(Figure contents as structured data)
═══

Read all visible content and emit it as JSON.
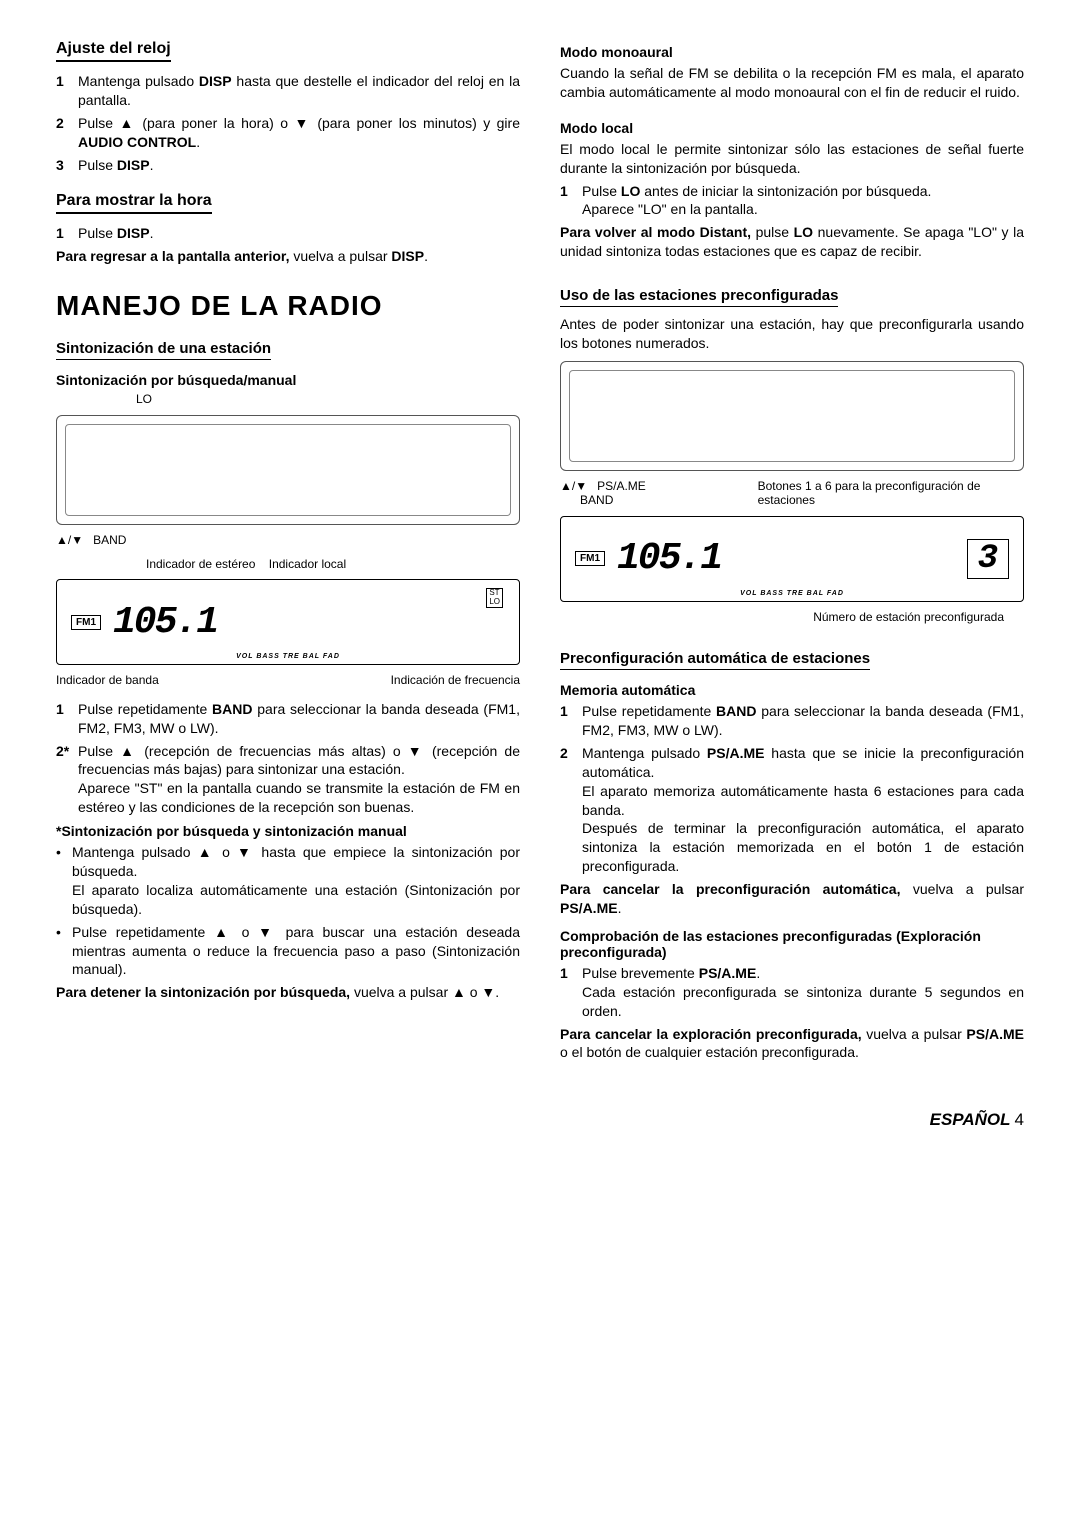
{
  "left": {
    "s1": {
      "h": "Ajuste del reloj",
      "li1n": "1",
      "li1": "Mantenga pulsado <b>DISP</b> hasta que destelle el indicador del reloj en la pantalla.",
      "li2n": "2",
      "li2": "Pulse ▲ (para poner la hora) o ▼ (para poner los minutos) y gire <b>AUDIO CONTROL</b>.",
      "li3n": "3",
      "li3": "Pulse <b>DISP</b>."
    },
    "s2": {
      "h": "Para mostrar la hora",
      "li1n": "1",
      "li1": "Pulse <b>DISP</b>.",
      "p": "<b>Para regresar a la pantalla anterior,</b> vuelva a pulsar <b>DISP</b>."
    },
    "h1": "MANEJO DE LA RADIO",
    "s3": {
      "h": "Sintonización de una estación",
      "sub": "Sintonización por búsqueda/manual",
      "lbl_lo": "LO",
      "lbl_ud": "▲/▼",
      "lbl_band": "BAND",
      "lbl_st": "Indicador de estéreo",
      "lbl_loc": "Indicador local",
      "led_band": "FM1",
      "led_freq": "105.1",
      "led_st": "ST",
      "led_lo": "LO",
      "led_bar": "VOL BASS TRE BAL FAD",
      "lbl_ib": "Indicador de banda",
      "lbl_if": "Indicación de frecuencia",
      "li1n": "1",
      "li1": "Pulse repetidamente <b>BAND</b> para seleccionar la banda deseada (FM1, FM2, FM3, MW o LW).",
      "li2n": "2*",
      "li2": "Pulse ▲ (recepción de frecuencias más altas) o ▼ (recepción de frecuencias más bajas) para sintonizar una estación.",
      "li2b": "Aparece \"ST\" en la pantalla cuando se transmite la estación de FM en estéreo y las condiciones de la recepción son buenas.",
      "sub2": "*Sintonización por búsqueda y sintonización manual",
      "b1": "Mantenga pulsado ▲ o ▼ hasta que empiece la sintonización por búsqueda.",
      "b1b": "El aparato localiza automáticamente una estación (Sintonización por búsqueda).",
      "b2": "Pulse repetidamente ▲ o ▼ para buscar una estación deseada mientras aumenta o reduce la frecuencia paso a paso (Sintonización manual).",
      "p2": "<b>Para detener la sintonización por búsqueda,</b> vuelva a pulsar ▲ o ▼."
    }
  },
  "right": {
    "s4": {
      "sub": "Modo monoaural",
      "p": "Cuando la señal de FM se debilita o la recepción FM es mala, el aparato cambia automáticamente al modo monoaural con el fin de reducir el ruido."
    },
    "s5": {
      "sub": "Modo local",
      "p": "El modo local le permite sintonizar sólo las estaciones de señal fuerte durante la sintonización por búsqueda.",
      "li1n": "1",
      "li1": "Pulse <b>LO</b> antes de iniciar la sintonización por búsqueda.",
      "li1b": "Aparece \"LO\" en la pantalla.",
      "p2": "<b>Para volver al modo Distant,</b> pulse <b>LO</b> nuevamente. Se apaga \"LO\" y la unidad sintoniza todas estaciones que es capaz de recibir."
    },
    "s6": {
      "h": "Uso de las estaciones preconfiguradas",
      "p": "Antes de poder sintonizar una estación, hay que preconfigurarla usando los botones numerados.",
      "lbl_ud": "▲/▼",
      "lbl_ps": "PS/A.ME",
      "lbl_band": "BAND",
      "lbl_btn": "Botones 1 a 6 para la preconfiguración de estaciones",
      "led_band": "FM1",
      "led_freq": "105.1",
      "led_ch": "3",
      "led_bar": "VOL BASS TRE BAL FAD",
      "lbl_num": "Número de estación preconfigurada"
    },
    "s7": {
      "h": "Preconfiguración automática de estaciones",
      "sub": "Memoria automática",
      "li1n": "1",
      "li1": "Pulse repetidamente <b>BAND</b> para seleccionar la banda deseada (FM1, FM2, FM3, MW o LW).",
      "li2n": "2",
      "li2": "Mantenga pulsado <b>PS/A.ME</b> hasta que se inicie la preconfiguración automática.",
      "li2b": "El aparato memoriza automáticamente hasta 6 estaciones para cada banda.",
      "li2c": "Después de terminar la preconfiguración automática, el aparato sintoniza la estación memorizada en el botón 1 de estación preconfigurada.",
      "p": "<b>Para cancelar la preconfiguración automática,</b> vuelva a pulsar <b>PS/A.ME</b>.",
      "sub2": "Comprobación de las estaciones preconfiguradas (Exploración preconfigurada)",
      "li3n": "1",
      "li3": "Pulse brevemente <b>PS/A.ME</b>.",
      "li3b": "Cada estación preconfigurada se sintoniza durante 5 segundos en orden.",
      "p2": "<b>Para cancelar la exploración preconfigurada,</b> vuelva a pulsar <b>PS/A.ME</b> o el botón de cualquier estación preconfigurada."
    }
  },
  "footer": {
    "lang": "ESPAÑOL",
    "pg": "4"
  }
}
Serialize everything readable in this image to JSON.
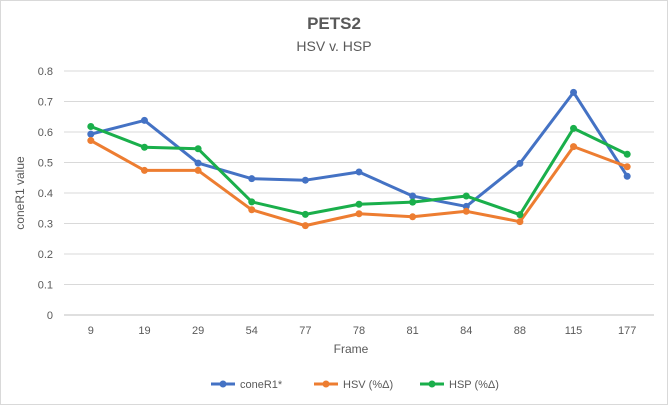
{
  "chart_data": {
    "type": "line",
    "title": "PETS2",
    "subtitle": "HSV v. HSP",
    "xlabel": "Frame",
    "ylabel": "coneR1 value",
    "categories": [
      "9",
      "19",
      "29",
      "54",
      "77",
      "78",
      "81",
      "84",
      "88",
      "115",
      "177"
    ],
    "ylim": [
      0,
      0.8
    ],
    "yticks": [
      "0",
      "0.1",
      "0.2",
      "0.3",
      "0.4",
      "0.5",
      "0.6",
      "0.7",
      "0.8"
    ],
    "grid": true,
    "legend_position": "bottom",
    "series": [
      {
        "name": "coneR1*",
        "color": "#4472c4",
        "values": [
          0.593,
          0.638,
          0.498,
          0.447,
          0.442,
          0.469,
          0.39,
          0.356,
          0.497,
          0.73,
          0.455
        ]
      },
      {
        "name": "HSV (%Δ)",
        "color": "#ed7d31",
        "values": [
          0.572,
          0.474,
          0.474,
          0.345,
          0.293,
          0.332,
          0.322,
          0.34,
          0.306,
          0.552,
          0.486
        ]
      },
      {
        "name": "HSP (%Δ)",
        "color": "#1aaf4b",
        "values": [
          0.618,
          0.55,
          0.545,
          0.371,
          0.33,
          0.363,
          0.37,
          0.39,
          0.329,
          0.612,
          0.527
        ]
      }
    ]
  }
}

═══

CHALLENGE: Report how many lines of the entries hold the word "botón". Nothing else is needed.

THE REPLY: 2